### Problem description
Copy all the entries below exactly, but not the pictures.

### Figure data in JSON
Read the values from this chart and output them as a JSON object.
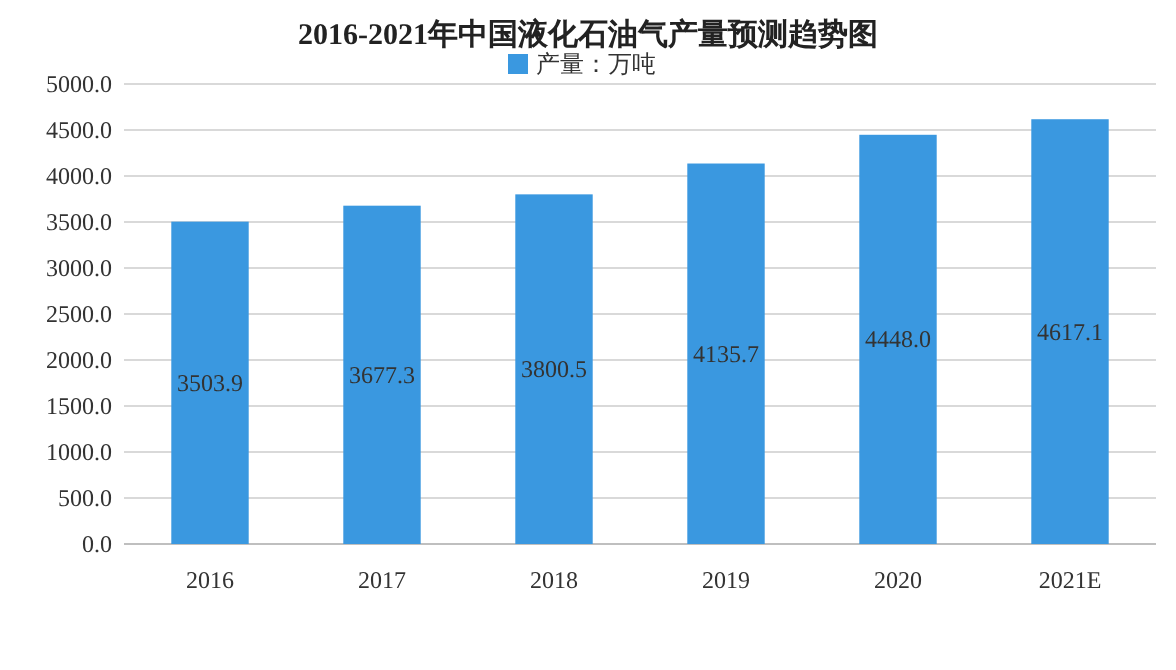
{
  "chart_data": {
    "type": "bar",
    "title": "2016-2021年中国液化石油气产量预测趋势图",
    "categories": [
      "2016",
      "2017",
      "2018",
      "2019",
      "2020",
      "2021E"
    ],
    "series": [
      {
        "name": "产量：万吨",
        "color": "#3a98e0",
        "values": [
          3503.9,
          3677.3,
          3800.5,
          4135.7,
          4448.0,
          4617.1
        ],
        "value_labels": [
          "3503.9",
          "3677.3",
          "3800.5",
          "4135.7",
          "4448.0",
          "4617.1"
        ]
      }
    ],
    "ylim": [
      0,
      5000
    ],
    "yticks": [
      {
        "value": 0,
        "label": "0.0"
      },
      {
        "value": 500,
        "label": "500.0"
      },
      {
        "value": 1000,
        "label": "1000.0"
      },
      {
        "value": 1500,
        "label": "1500.0"
      },
      {
        "value": 2000,
        "label": "2000.0"
      },
      {
        "value": 2500,
        "label": "2500.0"
      },
      {
        "value": 3000,
        "label": "3000.0"
      },
      {
        "value": 3500,
        "label": "3500.0"
      },
      {
        "value": 4000,
        "label": "4000.0"
      },
      {
        "value": 4500,
        "label": "4500.0"
      },
      {
        "value": 5000,
        "label": "5000.0"
      }
    ],
    "grid": "y",
    "legend": "top"
  }
}
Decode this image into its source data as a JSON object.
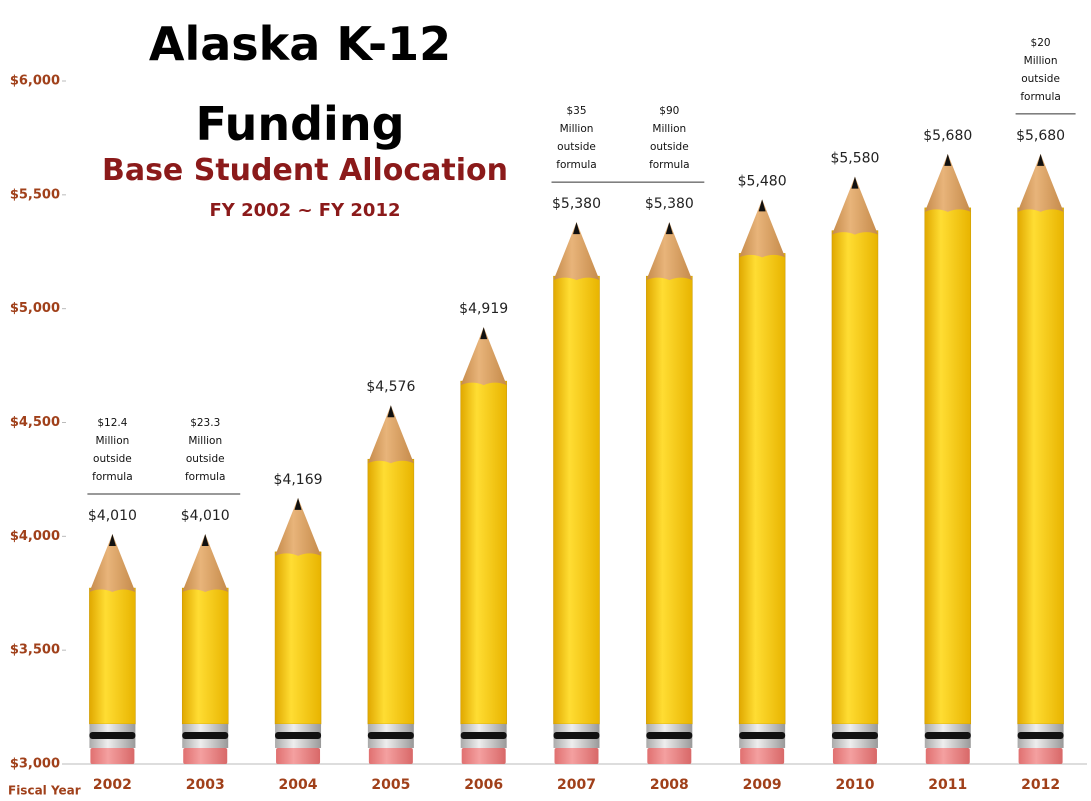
{
  "chart_data": {
    "type": "bar",
    "title": "Alaska K-12 Funding",
    "subtitle": "Base Student Allocation",
    "period": "FY 2002 ~ FY 2012",
    "x_label": "Fiscal Year",
    "categories": [
      "2002",
      "2003",
      "2004",
      "2005",
      "2006",
      "2007",
      "2008",
      "2009",
      "2010",
      "2011",
      "2012"
    ],
    "values": [
      4010,
      4010,
      4169,
      4576,
      4919,
      5380,
      5380,
      5480,
      5580,
      5680,
      5680
    ],
    "value_labels": [
      "$4,010",
      "$4,010",
      "$4,169",
      "$4,576",
      "$4,919",
      "$5,380",
      "$5,380",
      "$5,480",
      "$5,580",
      "$5,680",
      "$5,680"
    ],
    "notes": [
      "$12.4 Million outside formula",
      "$23.3 Million outside formula",
      null,
      null,
      null,
      "$35 Million outside formula",
      "$90 Million outside formula",
      null,
      null,
      null,
      "$20 Million outside formula"
    ],
    "color": "#f5c800",
    "ylim": [
      3000,
      6000
    ],
    "yticks": [
      {
        "value": 3000,
        "label": "$3,000"
      },
      {
        "value": 3500,
        "label": "$3,500"
      },
      {
        "value": 4000,
        "label": "$4,000"
      },
      {
        "value": 4500,
        "label": "$4,500"
      },
      {
        "value": 5000,
        "label": "$5,000"
      },
      {
        "value": 5500,
        "label": "$5,500"
      },
      {
        "value": 6000,
        "label": "$6,000"
      }
    ]
  }
}
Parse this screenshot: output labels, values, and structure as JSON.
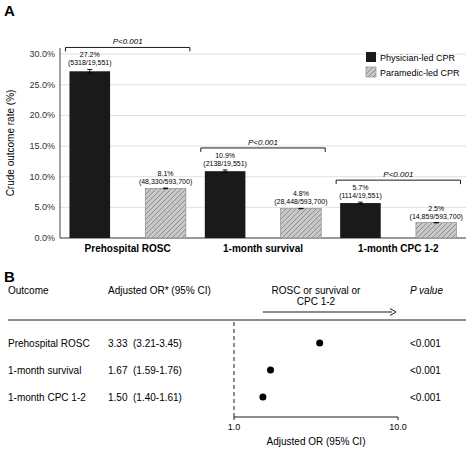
{
  "chart_data": [
    {
      "type": "bar",
      "panel_label": "A",
      "categories": [
        "Prehospital ROSC",
        "1-month survival",
        "1-month CPC 1-2"
      ],
      "series": [
        {
          "name": "Physician-led CPR",
          "color": "#1a1a1a",
          "values": [
            27.2,
            10.9,
            5.7
          ],
          "errors": [
            0.3,
            0.2,
            0.15
          ],
          "value_labels": [
            "27.2%\n(5318/19,551)",
            "10.9%\n(2138/19,551)",
            "5.7%\n(1114/19,551)"
          ]
        },
        {
          "name": "Paramedic-led CPR",
          "color": "#c8c8c8",
          "values": [
            8.1,
            4.8,
            2.5
          ],
          "errors": [
            0.05,
            0.03,
            0.02
          ],
          "value_labels": [
            "8.1%\n(48,330/593,700)",
            "4.8%\n(28,448/593,700)",
            "2.5%\n(14,859/593,700)"
          ]
        }
      ],
      "ylabel": "Crude outcome rate (%)",
      "ylim": [
        0,
        31
      ],
      "yticks": [
        {
          "value": 0.0,
          "label": "0.0%"
        },
        {
          "value": 5.0,
          "label": "5.0%"
        },
        {
          "value": 10.0,
          "label": "10.0%"
        },
        {
          "value": 15.0,
          "label": "15.0%"
        },
        {
          "value": 20.0,
          "label": "20.0%"
        },
        {
          "value": 25.0,
          "label": "25.0%"
        },
        {
          "value": 30.0,
          "label": "30.0%"
        }
      ],
      "annotations": [
        "P<0.001",
        "P<0.001",
        "P<0.001"
      ],
      "grid": true,
      "legend": "upper right",
      "data_labels": true
    },
    {
      "type": "forest",
      "panel_label": "B",
      "headers": [
        "Outcome",
        "Adjusted OR* (95% CI)",
        "ROSC or survival or\nCPC 1-2",
        "P value"
      ],
      "categories": [
        "Prehospital ROSC",
        "1-month survival",
        "1-month CPC 1-2"
      ],
      "values": [
        3.33,
        1.67,
        1.5
      ],
      "value_labels": [
        "3.33  (3.21-3.45)",
        "1.67  (1.59-1.76)",
        "1.50  (1.40-1.61)"
      ],
      "p_values": [
        "<0.001",
        "<0.001",
        "<0.001"
      ],
      "xlabel": "Adjusted OR (95% CI)",
      "log": "x",
      "xlim": [
        1.0,
        10.0
      ],
      "xticks": [
        {
          "value": 1.0,
          "label": "1.0"
        },
        {
          "value": 10.0,
          "label": "10.0"
        }
      ],
      "reference": 1.0,
      "arrow_start": 1.5
    }
  ]
}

### Exercise result
Read the values from this chart and output them as a JSON object.
{
  "chart_data": {
    "type": "bar",
    "title": "2016-2021年中国液化石油气产量预测趋势图",
    "categories": [
      "2016",
      "2017",
      "2018",
      "2019",
      "2020",
      "2021E"
    ],
    "series": [
      {
        "name": "产量：万吨",
        "color": "#3a98e0",
        "values": [
          3503.9,
          3677.3,
          3800.5,
          4135.7,
          4448.0,
          4617.1
        ],
        "value_labels": [
          "3503.9",
          "3677.3",
          "3800.5",
          "4135.7",
          "4448.0",
          "4617.1"
        ]
      }
    ],
    "ylim": [
      0,
      5000
    ],
    "yticks": [
      {
        "value": 0,
        "label": "0.0"
      },
      {
        "value": 500,
        "label": "500.0"
      },
      {
        "value": 1000,
        "label": "1000.0"
      },
      {
        "value": 1500,
        "label": "1500.0"
      },
      {
        "value": 2000,
        "label": "2000.0"
      },
      {
        "value": 2500,
        "label": "2500.0"
      },
      {
        "value": 3000,
        "label": "3000.0"
      },
      {
        "value": 3500,
        "label": "3500.0"
      },
      {
        "value": 4000,
        "label": "4000.0"
      },
      {
        "value": 4500,
        "label": "4500.0"
      },
      {
        "value": 5000,
        "label": "5000.0"
      }
    ],
    "grid": "y",
    "legend": "top"
  }
}
Decode this image into its source data as a JSON object.
{
  "chart_data": {
    "type": "bar",
    "title": "Alaska K-12 Funding",
    "subtitle": "Base Student Allocation",
    "period": "FY 2002 ~ FY 2012",
    "x_label": "Fiscal Year",
    "categories": [
      "2002",
      "2003",
      "2004",
      "2005",
      "2006",
      "2007",
      "2008",
      "2009",
      "2010",
      "2011",
      "2012"
    ],
    "values": [
      4010,
      4010,
      4169,
      4576,
      4919,
      5380,
      5380,
      5480,
      5580,
      5680,
      5680
    ],
    "value_labels": [
      "$4,010",
      "$4,010",
      "$4,169",
      "$4,576",
      "$4,919",
      "$5,380",
      "$5,380",
      "$5,480",
      "$5,580",
      "$5,680",
      "$5,680"
    ],
    "notes": [
      "$12.4 Million outside formula",
      "$23.3 Million outside formula",
      null,
      null,
      null,
      "$35 Million outside formula",
      "$90 Million outside formula",
      null,
      null,
      null,
      "$20 Million outside formula"
    ],
    "color": "#f5c800",
    "ylim": [
      3000,
      6000
    ],
    "yticks": [
      {
        "value": 3000,
        "label": "$3,000"
      },
      {
        "value": 3500,
        "label": "$3,500"
      },
      {
        "value": 4000,
        "label": "$4,000"
      },
      {
        "value": 4500,
        "label": "$4,500"
      },
      {
        "value": 5000,
        "label": "$5,000"
      },
      {
        "value": 5500,
        "label": "$5,500"
      },
      {
        "value": 6000,
        "label": "$6,000"
      }
    ]
  }
}
Parse this screenshot: output labels, values, and structure as JSON.
{
  "chart_data": [
    {
      "type": "bar",
      "panel_label": "A",
      "categories": [
        "Prehospital ROSC",
        "1-month survival",
        "1-month CPC 1-2"
      ],
      "series": [
        {
          "name": "Physician-led CPR",
          "color": "#1a1a1a",
          "values": [
            27.2,
            10.9,
            5.7
          ],
          "errors": [
            0.3,
            0.2,
            0.15
          ],
          "value_labels": [
            "27.2%\n(5318/19,551)",
            "10.9%\n(2138/19,551)",
            "5.7%\n(1114/19,551)"
          ]
        },
        {
          "name": "Paramedic-led CPR",
          "color": "#c8c8c8",
          "values": [
            8.1,
            4.8,
            2.5
          ],
          "errors": [
            0.05,
            0.03,
            0.02
          ],
          "value_labels": [
            "8.1%\n(48,330/593,700)",
            "4.8%\n(28,448/593,700)",
            "2.5%\n(14,859/593,700)"
          ]
        }
      ],
      "ylabel": "Crude outcome rate (%)",
      "ylim": [
        0,
        31
      ],
      "yticks": [
        {
          "value": 0.0,
          "label": "0.0%"
        },
        {
          "value": 5.0,
          "label": "5.0%"
        },
        {
          "value": 10.0,
          "label": "10.0%"
        },
        {
          "value": 15.0,
          "label": "15.0%"
        },
        {
          "value": 20.0,
          "label": "20.0%"
        },
        {
          "value": 25.0,
          "label": "25.0%"
        },
        {
          "value": 30.0,
          "label": "30.0%"
        }
      ],
      "annotations": [
        "P<0.001",
        "P<0.001",
        "P<0.001"
      ],
      "grid": true,
      "legend": "upper right",
      "data_labels": true
    },
    {
      "type": "forest",
      "panel_label": "B",
      "headers": [
        "Outcome",
        "Adjusted OR* (95% CI)",
        "ROSC or survival or\nCPC 1-2",
        "P value"
      ],
      "categories": [
        "Prehospital ROSC",
        "1-month survival",
        "1-month CPC 1-2"
      ],
      "values": [
        3.33,
        1.67,
        1.5
      ],
      "value_labels": [
        "3.33  (3.21-3.45)",
        "1.67  (1.59-1.76)",
        "1.50  (1.40-1.61)"
      ],
      "p_values": [
        "<0.001",
        "<0.001",
        "<0.001"
      ],
      "xlabel": "Adjusted OR (95% CI)",
      "log": "x",
      "xlim": [
        1.0,
        10.0
      ],
      "xticks": [
        {
          "value": 1.0,
          "label": "1.0"
        },
        {
          "value": 10.0,
          "label": "10.0"
        }
      ],
      "reference": 1.0,
      "arrow_start": 1.5
    }
  ]
}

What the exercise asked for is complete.